Material for this exercise:
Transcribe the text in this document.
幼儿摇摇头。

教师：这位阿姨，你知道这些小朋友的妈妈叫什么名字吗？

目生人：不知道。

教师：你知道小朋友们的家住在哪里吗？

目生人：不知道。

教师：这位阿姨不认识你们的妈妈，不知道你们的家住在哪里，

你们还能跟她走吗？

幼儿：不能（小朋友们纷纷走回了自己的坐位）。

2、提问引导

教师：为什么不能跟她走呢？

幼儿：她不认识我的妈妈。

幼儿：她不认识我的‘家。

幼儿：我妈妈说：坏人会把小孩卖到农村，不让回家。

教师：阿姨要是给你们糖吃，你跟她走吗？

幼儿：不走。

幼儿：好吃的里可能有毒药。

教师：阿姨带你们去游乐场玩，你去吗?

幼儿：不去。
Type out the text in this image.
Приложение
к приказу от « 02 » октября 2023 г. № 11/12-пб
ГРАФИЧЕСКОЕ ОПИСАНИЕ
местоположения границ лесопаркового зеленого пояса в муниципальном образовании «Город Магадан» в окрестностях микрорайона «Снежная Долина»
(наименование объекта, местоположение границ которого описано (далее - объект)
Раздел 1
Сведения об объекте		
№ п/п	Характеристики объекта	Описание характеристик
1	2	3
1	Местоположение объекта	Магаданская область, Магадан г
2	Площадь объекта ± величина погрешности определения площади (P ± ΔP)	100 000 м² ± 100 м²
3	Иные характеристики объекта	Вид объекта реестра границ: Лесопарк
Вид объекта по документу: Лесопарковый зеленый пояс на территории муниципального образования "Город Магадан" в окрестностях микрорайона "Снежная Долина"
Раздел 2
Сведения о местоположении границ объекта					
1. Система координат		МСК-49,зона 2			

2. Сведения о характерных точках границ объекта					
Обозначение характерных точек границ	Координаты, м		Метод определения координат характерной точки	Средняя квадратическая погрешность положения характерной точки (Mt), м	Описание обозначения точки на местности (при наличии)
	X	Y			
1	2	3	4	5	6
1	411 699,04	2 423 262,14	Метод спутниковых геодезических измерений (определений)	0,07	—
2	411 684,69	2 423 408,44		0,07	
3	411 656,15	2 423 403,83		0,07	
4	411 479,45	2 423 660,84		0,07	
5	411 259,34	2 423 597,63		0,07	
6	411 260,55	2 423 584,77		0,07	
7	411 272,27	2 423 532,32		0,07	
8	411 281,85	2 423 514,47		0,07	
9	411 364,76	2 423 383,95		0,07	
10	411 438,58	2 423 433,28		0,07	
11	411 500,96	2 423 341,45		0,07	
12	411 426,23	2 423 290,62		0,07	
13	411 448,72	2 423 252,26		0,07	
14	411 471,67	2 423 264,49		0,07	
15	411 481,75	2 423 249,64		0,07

Work required: Give the count of lines containing "характерных", with no added text.

Reply to the exercise: 2